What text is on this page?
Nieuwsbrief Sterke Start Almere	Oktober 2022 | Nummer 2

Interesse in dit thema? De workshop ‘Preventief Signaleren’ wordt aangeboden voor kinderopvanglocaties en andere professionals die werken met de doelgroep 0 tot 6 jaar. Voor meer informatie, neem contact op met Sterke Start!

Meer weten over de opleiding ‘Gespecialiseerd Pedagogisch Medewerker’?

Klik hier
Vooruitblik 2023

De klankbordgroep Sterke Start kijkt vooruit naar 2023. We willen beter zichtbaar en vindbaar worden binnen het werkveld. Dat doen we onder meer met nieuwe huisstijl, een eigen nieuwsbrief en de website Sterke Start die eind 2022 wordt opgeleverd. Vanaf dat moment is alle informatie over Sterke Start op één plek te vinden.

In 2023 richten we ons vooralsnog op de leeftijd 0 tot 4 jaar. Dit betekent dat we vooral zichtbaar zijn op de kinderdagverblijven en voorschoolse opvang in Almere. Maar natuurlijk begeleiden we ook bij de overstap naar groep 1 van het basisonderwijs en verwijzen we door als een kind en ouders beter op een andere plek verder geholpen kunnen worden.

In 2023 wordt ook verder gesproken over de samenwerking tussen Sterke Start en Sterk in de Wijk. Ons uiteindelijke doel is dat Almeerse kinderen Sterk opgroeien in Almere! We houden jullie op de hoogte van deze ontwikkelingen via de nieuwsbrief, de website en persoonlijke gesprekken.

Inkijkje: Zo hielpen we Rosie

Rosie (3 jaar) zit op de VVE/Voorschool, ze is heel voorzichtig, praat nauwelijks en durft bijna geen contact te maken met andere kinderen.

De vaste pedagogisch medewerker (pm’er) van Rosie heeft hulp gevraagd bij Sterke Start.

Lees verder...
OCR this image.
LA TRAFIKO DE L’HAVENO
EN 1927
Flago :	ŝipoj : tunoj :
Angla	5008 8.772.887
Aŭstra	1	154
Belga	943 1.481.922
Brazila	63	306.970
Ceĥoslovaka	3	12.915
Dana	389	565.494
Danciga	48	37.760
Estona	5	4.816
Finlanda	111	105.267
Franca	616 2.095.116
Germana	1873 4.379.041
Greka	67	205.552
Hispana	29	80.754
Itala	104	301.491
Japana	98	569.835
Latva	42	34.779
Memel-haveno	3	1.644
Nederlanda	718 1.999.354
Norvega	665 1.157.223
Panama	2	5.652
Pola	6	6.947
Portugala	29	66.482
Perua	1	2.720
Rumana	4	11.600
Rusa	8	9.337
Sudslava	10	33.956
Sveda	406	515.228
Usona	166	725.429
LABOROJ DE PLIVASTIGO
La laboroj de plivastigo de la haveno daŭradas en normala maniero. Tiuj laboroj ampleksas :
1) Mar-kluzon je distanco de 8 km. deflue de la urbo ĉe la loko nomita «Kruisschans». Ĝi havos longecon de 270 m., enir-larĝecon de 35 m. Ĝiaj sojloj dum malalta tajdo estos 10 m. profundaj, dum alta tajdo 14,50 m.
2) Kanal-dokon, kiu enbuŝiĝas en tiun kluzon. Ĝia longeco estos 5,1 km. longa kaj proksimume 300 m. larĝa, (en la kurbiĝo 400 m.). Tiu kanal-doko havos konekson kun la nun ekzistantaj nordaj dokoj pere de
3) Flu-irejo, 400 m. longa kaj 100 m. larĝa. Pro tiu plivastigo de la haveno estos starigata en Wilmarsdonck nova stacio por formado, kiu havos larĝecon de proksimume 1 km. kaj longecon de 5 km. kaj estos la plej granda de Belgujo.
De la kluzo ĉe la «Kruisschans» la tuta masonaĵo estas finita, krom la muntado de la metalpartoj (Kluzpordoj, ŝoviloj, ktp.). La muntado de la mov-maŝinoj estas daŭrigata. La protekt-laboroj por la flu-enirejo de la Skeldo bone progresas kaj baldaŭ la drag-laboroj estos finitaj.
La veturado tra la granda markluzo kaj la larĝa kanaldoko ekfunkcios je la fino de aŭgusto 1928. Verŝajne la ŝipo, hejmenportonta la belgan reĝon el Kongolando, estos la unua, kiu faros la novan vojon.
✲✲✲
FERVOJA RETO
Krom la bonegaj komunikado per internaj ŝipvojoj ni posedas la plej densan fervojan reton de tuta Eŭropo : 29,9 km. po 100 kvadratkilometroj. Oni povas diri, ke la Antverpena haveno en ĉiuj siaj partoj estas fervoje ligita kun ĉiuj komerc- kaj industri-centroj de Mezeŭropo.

• _EXERCISE DIRECTIONS_
Every line in the data above that contains "kinderen" needs to be copied.

• _RESULT_
In 2023 wordt ook verder gesproken over de samenwerking tussen Sterke Start en Sterk in de Wijk. Ons uiteindelijke doel is dat Almeerse kinderen Sterk opgroeien in Almere! We houden jullie op de hoogte van deze ontwikkelingen via de nieuwsbrief, de website en persoonlijke gesprekken.
Rosie (3 jaar) zit op de VVE/Voorschool, ze is heel voorzichtig, praat nauwelijks en durft bijna geen contact te maken met andere kinderen.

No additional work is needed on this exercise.